►
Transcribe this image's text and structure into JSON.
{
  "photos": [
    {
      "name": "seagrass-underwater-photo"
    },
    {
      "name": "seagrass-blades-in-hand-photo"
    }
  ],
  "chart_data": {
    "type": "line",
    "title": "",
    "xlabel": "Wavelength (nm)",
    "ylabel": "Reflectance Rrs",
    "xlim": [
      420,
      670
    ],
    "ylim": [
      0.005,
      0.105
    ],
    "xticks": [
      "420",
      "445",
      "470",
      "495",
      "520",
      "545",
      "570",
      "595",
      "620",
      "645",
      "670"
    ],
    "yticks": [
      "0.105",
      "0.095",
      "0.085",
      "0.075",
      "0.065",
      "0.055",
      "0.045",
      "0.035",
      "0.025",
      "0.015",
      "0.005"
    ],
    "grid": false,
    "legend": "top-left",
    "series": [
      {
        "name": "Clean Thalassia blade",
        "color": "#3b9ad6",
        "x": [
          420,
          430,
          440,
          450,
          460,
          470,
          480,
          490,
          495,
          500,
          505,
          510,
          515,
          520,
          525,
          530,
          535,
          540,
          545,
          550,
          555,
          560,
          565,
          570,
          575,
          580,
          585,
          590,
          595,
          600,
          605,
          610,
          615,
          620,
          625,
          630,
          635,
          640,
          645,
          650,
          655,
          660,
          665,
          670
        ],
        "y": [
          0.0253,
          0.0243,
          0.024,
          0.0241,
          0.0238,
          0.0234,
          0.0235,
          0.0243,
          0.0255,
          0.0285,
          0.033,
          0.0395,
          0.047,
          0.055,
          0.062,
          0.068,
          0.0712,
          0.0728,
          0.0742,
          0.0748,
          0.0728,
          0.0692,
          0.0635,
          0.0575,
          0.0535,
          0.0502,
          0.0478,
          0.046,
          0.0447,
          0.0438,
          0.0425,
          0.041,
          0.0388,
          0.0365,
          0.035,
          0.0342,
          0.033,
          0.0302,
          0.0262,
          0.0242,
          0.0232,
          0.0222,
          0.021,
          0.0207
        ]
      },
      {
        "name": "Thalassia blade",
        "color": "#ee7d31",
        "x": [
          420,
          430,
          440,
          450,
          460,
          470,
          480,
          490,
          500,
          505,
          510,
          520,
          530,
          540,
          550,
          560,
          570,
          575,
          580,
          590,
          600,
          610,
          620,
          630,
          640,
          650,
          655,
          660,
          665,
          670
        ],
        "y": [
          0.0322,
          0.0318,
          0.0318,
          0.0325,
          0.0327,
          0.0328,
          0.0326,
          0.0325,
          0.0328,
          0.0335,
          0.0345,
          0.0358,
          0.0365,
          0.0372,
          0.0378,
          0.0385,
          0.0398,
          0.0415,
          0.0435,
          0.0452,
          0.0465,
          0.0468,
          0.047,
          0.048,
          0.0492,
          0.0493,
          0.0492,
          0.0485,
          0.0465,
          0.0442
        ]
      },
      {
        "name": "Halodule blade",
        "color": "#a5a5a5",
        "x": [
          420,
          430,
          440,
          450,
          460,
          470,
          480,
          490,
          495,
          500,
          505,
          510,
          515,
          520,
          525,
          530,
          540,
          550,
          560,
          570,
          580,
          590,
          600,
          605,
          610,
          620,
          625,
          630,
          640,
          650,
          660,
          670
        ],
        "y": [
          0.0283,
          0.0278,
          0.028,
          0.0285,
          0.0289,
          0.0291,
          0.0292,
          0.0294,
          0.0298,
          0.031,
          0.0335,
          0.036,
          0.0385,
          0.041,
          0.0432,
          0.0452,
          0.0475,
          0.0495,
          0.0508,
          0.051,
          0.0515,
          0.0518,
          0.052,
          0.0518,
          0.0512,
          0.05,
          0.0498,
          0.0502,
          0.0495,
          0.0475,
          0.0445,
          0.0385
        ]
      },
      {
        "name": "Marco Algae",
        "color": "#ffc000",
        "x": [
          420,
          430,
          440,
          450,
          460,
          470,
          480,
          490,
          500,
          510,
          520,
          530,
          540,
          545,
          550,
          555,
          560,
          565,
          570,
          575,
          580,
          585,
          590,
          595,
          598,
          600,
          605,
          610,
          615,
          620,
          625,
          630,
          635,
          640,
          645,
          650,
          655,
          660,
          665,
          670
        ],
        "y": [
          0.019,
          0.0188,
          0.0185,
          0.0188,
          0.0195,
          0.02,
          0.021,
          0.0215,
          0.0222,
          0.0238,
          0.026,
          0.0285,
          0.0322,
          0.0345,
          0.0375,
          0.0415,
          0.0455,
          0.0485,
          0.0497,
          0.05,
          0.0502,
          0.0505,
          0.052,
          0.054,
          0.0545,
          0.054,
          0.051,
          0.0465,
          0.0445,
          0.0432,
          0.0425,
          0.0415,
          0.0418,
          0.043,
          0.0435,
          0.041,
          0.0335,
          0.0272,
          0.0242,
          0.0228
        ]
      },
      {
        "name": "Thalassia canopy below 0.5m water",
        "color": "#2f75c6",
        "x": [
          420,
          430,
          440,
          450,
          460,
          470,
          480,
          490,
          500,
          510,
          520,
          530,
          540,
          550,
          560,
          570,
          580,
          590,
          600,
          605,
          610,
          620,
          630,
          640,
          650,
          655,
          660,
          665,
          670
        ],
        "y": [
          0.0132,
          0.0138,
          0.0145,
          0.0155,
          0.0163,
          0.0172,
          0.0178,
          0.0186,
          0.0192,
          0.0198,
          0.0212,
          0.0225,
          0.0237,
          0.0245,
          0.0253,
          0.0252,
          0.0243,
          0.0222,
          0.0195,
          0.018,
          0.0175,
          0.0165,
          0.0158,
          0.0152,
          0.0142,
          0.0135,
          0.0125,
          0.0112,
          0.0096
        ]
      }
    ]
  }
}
◄
> **Work to be completed**: Scan the material line by line and report each one that contains "name".

> **Answer in full**:
      "name": "seagrass-underwater-photo"
      "name": "seagrass-blades-in-hand-photo"
        "name": "Clean Thalassia blade",
        "name": "Thalassia blade",
        "name": "Halodule blade",
        "name": "Marco Algae",
        "name": "Thalassia canopy below 0.5m water",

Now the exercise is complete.